Challenge: Repeat every record below exactly, leaving out the pictures.

_ _ _

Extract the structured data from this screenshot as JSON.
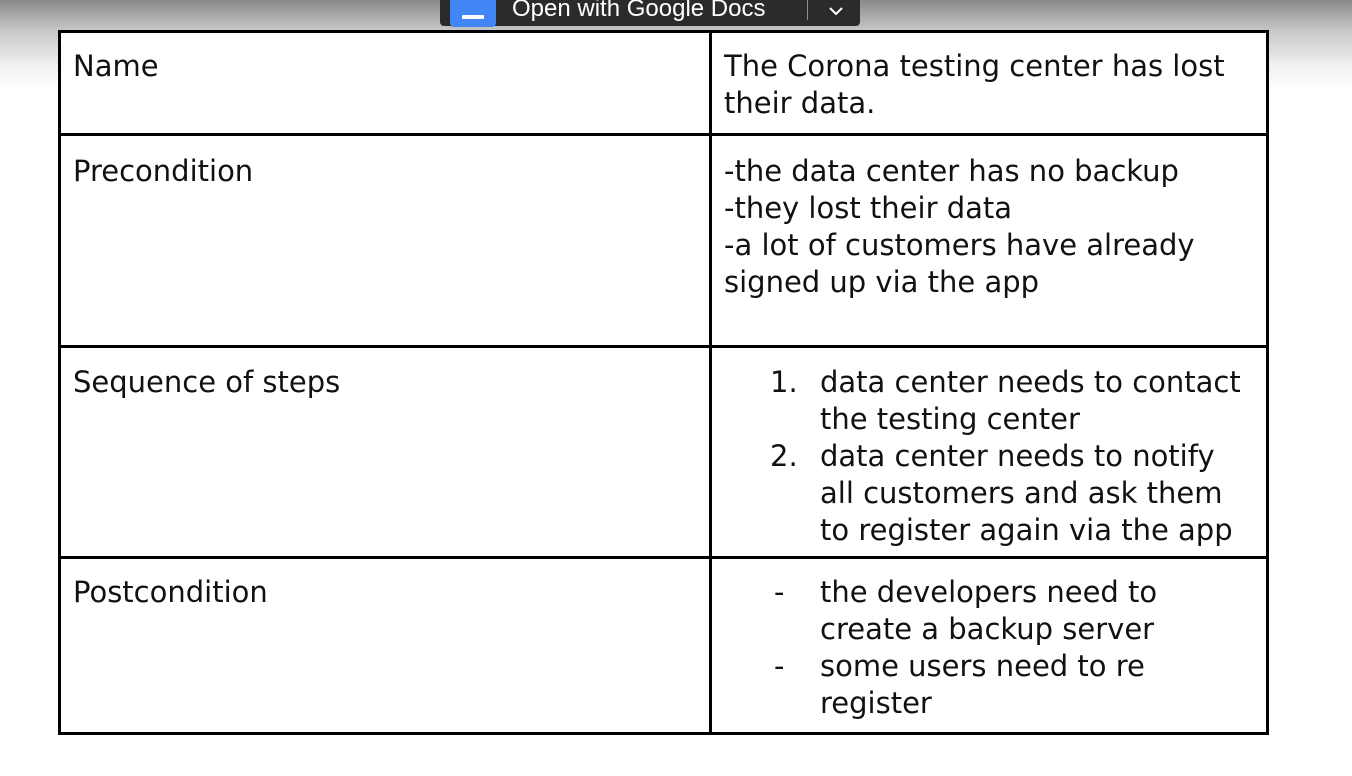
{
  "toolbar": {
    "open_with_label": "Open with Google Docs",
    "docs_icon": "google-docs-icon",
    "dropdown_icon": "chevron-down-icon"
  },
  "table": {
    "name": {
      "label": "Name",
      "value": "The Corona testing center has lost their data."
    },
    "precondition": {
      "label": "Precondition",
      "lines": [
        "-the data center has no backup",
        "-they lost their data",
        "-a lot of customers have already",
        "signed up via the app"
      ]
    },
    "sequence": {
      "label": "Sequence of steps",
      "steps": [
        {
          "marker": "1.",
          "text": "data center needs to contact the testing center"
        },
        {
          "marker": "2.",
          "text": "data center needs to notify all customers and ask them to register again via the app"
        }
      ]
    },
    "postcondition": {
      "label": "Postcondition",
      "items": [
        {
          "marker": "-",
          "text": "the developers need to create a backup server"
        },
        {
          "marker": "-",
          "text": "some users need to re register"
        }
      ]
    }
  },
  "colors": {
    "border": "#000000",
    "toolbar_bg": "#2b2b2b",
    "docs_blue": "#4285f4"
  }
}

_ _ _

Final result:
Extract the structured data from this screenshot as JSON.
{
  "toolbar": {
    "open_with_label": "Open with Google Docs",
    "docs_icon": "google-docs-icon",
    "dropdown_icon": "chevron-down-icon"
  },
  "table": {
    "name": {
      "label": "Name",
      "value": "The Corona testing center has lost their data."
    },
    "precondition": {
      "label": "Precondition",
      "lines": [
        "-the data center has no backup",
        "-they lost their data",
        "-a lot of customers have already",
        "signed up via the app"
      ]
    },
    "sequence": {
      "label": "Sequence of steps",
      "steps": [
        {
          "marker": "1.",
          "text": "data center needs to contact the testing center"
        },
        {
          "marker": "2.",
          "text": "data center needs to notify all customers and ask them to register again via the app"
        }
      ]
    },
    "postcondition": {
      "label": "Postcondition",
      "items": [
        {
          "marker": "-",
          "text": "the developers need to create a backup server"
        },
        {
          "marker": "-",
          "text": "some users need to re register"
        }
      ]
    }
  },
  "colors": {
    "border": "#000000",
    "toolbar_bg": "#2b2b2b",
    "docs_blue": "#4285f4"
  }
}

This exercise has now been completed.